What is required:
Of all the lines in the data below, how many contain "beitragen"? Report that number alone.

Task input:
————

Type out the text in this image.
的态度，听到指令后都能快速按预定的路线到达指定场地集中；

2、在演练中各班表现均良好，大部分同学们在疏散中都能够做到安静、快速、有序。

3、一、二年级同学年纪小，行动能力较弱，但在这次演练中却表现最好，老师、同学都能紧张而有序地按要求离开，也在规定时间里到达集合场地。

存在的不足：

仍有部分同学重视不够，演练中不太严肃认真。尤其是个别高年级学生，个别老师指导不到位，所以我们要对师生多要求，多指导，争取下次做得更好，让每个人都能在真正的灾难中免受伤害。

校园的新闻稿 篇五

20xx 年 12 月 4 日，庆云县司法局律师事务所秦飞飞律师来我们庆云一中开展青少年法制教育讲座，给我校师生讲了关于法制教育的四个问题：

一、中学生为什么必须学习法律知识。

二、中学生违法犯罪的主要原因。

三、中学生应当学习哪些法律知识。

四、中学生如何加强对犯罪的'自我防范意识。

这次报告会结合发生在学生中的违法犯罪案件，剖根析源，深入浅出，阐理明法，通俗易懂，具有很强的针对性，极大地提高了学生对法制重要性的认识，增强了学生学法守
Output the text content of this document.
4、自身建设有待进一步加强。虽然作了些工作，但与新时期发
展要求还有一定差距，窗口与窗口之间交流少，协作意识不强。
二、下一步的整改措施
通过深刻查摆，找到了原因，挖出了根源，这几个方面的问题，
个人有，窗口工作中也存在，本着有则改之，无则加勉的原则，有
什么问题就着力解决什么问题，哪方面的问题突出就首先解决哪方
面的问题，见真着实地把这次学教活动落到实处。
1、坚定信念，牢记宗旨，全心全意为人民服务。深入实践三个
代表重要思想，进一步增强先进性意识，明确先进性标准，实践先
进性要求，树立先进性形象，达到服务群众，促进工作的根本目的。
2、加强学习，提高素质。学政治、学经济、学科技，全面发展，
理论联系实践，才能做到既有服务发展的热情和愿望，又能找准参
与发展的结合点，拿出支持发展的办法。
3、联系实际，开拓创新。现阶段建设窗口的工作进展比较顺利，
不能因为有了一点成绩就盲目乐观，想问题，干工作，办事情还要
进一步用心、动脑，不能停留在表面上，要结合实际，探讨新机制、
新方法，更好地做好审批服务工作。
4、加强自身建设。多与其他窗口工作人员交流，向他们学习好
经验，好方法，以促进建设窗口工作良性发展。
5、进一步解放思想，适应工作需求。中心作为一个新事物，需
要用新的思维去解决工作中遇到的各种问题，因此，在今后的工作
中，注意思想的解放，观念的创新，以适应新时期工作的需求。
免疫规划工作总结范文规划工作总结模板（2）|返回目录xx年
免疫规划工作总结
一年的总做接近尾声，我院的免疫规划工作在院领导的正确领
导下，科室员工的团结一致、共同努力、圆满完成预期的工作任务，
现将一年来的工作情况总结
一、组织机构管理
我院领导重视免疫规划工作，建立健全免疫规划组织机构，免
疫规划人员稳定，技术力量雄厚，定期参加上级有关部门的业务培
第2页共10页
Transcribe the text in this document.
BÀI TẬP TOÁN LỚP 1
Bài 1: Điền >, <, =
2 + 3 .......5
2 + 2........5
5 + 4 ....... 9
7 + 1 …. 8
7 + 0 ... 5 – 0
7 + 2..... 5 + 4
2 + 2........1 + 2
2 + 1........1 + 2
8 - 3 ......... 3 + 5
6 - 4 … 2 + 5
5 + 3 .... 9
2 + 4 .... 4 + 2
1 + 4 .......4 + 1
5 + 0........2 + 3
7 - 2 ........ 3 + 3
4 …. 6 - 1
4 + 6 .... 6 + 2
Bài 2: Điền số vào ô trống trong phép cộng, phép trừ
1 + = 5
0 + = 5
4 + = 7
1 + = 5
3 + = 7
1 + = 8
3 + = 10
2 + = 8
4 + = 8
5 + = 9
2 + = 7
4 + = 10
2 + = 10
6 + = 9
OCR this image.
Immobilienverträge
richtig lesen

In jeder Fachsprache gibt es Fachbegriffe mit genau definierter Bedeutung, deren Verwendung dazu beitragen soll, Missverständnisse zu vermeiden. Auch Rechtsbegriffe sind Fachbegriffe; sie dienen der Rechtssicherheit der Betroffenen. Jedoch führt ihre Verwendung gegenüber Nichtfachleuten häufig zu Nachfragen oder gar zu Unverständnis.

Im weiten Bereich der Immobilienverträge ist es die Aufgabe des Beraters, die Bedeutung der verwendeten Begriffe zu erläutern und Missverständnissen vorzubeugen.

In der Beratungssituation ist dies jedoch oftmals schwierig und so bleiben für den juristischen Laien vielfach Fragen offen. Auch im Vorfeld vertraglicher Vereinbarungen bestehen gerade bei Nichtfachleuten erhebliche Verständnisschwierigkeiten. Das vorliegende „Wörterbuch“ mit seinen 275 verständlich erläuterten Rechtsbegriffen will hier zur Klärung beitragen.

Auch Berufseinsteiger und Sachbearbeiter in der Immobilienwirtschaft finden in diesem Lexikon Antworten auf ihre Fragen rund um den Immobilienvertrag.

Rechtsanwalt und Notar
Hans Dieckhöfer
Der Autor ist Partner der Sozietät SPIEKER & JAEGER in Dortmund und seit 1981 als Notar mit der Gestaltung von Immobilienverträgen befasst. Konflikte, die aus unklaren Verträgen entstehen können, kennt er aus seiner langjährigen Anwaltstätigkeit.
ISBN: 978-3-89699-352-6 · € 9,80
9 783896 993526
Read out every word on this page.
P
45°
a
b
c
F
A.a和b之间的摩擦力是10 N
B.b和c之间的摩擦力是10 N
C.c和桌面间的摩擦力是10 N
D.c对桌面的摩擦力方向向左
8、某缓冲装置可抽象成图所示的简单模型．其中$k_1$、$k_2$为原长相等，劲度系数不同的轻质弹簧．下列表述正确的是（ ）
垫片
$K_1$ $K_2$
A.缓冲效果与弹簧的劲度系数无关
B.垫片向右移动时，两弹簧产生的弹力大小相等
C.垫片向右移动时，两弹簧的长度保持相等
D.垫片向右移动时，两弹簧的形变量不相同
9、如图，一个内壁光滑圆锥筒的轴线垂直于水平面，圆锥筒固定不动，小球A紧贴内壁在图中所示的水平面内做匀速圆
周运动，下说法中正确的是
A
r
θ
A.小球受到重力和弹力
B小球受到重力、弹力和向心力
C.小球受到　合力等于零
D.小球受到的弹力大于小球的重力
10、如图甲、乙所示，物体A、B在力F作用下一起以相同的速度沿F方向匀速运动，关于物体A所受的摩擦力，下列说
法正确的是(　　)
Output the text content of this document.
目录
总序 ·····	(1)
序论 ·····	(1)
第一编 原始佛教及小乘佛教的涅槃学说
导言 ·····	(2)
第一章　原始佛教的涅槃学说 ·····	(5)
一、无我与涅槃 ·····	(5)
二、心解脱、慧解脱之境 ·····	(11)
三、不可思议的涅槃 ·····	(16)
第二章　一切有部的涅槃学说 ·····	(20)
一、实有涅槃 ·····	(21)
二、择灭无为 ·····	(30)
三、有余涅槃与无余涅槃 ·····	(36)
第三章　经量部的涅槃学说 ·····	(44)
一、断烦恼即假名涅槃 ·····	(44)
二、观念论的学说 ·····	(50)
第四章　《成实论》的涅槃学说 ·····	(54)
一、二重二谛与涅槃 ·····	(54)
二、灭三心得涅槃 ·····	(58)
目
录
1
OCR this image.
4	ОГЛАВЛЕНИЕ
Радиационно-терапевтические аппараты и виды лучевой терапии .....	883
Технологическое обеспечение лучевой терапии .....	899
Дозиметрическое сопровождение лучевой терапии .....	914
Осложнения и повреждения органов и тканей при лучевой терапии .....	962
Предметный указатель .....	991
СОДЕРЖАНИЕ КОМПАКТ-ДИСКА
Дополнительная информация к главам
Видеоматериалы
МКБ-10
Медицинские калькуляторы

————

Full solution:
2